§ **Data for processing**:
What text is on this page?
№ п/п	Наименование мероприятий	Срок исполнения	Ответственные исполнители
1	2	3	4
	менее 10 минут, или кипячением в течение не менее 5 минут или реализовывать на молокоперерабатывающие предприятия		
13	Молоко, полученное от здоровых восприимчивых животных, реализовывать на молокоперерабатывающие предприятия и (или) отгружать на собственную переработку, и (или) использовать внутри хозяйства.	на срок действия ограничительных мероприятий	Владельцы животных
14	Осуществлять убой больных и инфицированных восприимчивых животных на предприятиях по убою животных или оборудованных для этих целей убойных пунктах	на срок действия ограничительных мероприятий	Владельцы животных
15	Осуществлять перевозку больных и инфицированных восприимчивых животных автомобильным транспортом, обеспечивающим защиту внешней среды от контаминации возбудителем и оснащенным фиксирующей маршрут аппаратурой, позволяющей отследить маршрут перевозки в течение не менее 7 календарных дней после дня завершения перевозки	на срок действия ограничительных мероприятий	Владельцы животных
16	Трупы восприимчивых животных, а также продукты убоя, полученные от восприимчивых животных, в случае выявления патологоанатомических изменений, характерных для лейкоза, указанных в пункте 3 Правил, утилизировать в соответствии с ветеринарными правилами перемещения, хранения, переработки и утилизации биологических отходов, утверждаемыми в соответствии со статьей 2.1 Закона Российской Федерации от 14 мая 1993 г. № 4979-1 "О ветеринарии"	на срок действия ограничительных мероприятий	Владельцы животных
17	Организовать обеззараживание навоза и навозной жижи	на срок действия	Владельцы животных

§ **Challenge**:
Copy out all of the records shown above exactly.

§ **Response**:
What text is on this page?
№ п/п	Наименование мероприятий	Срок исполнения	Ответственные исполнители
1	2	3	4
	менее 10 минут, или кипячением в течение не менее 5 минут или реализовывать на молокоперерабатывающие предприятия		
13	Молоко, полученное от здоровых восприимчивых животных, реализовывать на молокоперерабатывающие предприятия и (или) отгружать на собственную переработку, и (или) использовать внутри хозяйства.	на срок действия ограничительных мероприятий	Владельцы животных
14	Осуществлять убой больных и инфицированных восприимчивых животных на предприятиях по убою животных или оборудованных для этих целей убойных пунктах	на срок действия ограничительных мероприятий	Владельцы животных
15	Осуществлять перевозку больных и инфицированных восприимчивых животных автомобильным транспортом, обеспечивающим защиту внешней среды от контаминации возбудителем и оснащенным фиксирующей маршрут аппаратурой, позволяющей отследить маршрут перевозки в течение не менее 7 календарных дней после дня завершения перевозки	на срок действия ограничительных мероприятий	Владельцы животных
16	Трупы восприимчивых животных, а также продукты убоя, полученные от восприимчивых животных, в случае выявления патологоанатомических изменений, характерных для лейкоза, указанных в пункте 3 Правил, утилизировать в соответствии с ветеринарными правилами перемещения, хранения, переработки и утилизации биологических отходов, утверждаемыми в соответствии со статьей 2.1 Закона Российской Федерации от 14 мая 1993 г. № 4979-1 "О ветеринарии"	на срок действия ограничительных мероприятий	Владельцы животных
17	Организовать обеззараживание навоза и навозной жижи	на срок действия	Владельцы животных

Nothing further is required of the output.